**What you should do**
Every line that holds the string "Curd" is to be identified and copied.

[start Entries]

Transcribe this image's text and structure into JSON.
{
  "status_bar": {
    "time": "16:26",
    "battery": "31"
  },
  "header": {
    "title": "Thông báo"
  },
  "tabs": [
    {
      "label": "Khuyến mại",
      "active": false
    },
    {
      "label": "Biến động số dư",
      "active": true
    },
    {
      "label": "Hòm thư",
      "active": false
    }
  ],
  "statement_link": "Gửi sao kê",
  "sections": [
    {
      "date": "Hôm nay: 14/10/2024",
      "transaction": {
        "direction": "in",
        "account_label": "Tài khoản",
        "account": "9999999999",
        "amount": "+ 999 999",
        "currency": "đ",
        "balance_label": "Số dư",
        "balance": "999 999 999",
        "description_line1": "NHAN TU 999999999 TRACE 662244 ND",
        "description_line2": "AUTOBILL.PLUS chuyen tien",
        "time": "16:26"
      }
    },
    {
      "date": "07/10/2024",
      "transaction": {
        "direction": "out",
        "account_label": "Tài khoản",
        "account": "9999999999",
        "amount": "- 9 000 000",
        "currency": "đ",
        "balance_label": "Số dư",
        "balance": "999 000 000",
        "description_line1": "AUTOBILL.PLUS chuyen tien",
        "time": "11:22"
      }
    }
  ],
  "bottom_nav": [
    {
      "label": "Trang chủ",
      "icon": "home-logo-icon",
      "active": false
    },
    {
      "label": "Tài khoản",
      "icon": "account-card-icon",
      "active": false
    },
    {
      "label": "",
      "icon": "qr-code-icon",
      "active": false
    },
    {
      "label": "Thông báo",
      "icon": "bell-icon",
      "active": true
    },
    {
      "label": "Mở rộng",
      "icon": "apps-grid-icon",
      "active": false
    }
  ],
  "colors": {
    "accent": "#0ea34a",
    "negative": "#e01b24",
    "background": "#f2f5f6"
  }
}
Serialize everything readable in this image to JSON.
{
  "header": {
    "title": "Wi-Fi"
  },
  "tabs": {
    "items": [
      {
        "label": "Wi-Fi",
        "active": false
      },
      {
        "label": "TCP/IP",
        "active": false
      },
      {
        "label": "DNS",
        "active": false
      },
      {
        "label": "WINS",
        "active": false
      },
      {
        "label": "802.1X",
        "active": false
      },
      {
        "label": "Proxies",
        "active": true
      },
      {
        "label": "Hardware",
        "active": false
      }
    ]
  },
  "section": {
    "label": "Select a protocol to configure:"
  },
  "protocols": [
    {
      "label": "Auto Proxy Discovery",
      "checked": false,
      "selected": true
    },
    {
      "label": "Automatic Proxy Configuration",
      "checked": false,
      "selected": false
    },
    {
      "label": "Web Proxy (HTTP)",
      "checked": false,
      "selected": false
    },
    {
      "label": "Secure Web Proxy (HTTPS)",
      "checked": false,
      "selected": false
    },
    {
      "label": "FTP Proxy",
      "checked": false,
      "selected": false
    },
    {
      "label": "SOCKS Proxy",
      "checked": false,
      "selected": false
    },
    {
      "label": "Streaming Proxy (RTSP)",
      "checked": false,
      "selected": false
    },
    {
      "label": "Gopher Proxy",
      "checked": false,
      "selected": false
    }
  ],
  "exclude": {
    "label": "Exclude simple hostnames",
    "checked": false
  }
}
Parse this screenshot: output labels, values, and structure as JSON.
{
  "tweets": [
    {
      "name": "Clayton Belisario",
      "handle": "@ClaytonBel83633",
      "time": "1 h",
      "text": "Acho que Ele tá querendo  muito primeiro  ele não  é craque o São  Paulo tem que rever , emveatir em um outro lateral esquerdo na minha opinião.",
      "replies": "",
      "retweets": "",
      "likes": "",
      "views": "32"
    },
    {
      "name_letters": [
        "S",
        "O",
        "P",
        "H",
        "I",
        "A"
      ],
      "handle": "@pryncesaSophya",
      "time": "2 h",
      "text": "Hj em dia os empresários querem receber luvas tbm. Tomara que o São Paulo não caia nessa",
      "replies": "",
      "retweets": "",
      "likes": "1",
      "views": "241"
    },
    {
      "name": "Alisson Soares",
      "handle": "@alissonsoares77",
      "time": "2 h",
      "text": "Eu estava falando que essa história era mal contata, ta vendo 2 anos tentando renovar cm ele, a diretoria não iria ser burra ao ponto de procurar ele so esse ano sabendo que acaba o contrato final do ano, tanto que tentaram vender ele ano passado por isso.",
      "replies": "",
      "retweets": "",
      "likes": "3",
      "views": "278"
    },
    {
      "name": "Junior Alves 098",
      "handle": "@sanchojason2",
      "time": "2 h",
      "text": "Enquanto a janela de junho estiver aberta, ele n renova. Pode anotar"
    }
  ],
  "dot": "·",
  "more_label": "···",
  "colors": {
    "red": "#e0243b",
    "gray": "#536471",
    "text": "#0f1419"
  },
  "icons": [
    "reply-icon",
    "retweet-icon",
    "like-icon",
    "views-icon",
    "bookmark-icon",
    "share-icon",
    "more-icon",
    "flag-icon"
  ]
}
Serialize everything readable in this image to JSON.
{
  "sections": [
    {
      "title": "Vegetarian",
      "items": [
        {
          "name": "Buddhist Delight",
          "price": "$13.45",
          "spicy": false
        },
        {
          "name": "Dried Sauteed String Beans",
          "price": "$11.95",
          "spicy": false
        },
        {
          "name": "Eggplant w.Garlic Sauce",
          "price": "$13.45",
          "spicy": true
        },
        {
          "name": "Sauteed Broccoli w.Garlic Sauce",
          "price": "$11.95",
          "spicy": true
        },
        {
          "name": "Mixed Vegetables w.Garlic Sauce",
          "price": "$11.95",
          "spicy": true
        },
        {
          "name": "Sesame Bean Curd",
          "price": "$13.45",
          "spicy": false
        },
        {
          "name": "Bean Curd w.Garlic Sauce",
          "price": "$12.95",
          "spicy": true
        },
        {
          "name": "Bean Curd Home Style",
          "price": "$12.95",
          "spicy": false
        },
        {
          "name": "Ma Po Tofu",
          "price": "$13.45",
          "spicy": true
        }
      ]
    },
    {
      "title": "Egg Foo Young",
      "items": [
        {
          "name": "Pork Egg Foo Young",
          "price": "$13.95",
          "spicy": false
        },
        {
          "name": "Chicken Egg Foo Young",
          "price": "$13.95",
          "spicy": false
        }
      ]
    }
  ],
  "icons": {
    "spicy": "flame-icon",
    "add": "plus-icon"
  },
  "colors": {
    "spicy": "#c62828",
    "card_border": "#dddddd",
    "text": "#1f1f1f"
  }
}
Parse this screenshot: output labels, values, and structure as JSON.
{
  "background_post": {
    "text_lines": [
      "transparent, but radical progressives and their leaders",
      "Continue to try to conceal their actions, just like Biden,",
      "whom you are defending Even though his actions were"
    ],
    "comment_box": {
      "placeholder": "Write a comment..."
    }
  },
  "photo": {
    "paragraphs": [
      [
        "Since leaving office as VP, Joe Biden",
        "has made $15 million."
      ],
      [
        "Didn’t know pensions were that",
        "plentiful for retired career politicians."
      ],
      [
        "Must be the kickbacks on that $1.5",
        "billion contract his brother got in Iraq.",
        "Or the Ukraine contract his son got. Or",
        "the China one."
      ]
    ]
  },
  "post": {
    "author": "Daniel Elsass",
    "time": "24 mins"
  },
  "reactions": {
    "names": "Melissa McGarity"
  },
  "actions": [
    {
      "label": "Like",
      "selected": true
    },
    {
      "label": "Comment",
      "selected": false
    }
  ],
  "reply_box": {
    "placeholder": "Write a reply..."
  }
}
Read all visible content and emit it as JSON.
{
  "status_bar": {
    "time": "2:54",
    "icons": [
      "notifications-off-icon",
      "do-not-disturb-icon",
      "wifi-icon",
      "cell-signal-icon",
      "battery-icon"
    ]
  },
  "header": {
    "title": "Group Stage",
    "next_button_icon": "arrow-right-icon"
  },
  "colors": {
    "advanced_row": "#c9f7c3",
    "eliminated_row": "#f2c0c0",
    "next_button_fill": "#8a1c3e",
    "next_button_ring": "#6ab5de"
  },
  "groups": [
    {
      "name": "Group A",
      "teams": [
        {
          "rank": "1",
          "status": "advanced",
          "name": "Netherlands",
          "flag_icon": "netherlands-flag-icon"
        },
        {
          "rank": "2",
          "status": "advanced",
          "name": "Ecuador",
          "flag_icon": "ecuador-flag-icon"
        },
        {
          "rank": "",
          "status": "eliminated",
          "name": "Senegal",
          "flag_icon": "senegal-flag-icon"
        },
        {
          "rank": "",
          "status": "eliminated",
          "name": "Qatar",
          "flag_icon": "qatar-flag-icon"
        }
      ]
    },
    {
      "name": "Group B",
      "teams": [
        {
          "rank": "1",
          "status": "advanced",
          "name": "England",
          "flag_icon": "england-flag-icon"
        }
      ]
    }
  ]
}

[end Entries]

**Answer to the problem**
          "name": "Sesame Bean Curd",
          "name": "Bean Curd w.Garlic Sauce",
          "name": "Bean Curd Home Style",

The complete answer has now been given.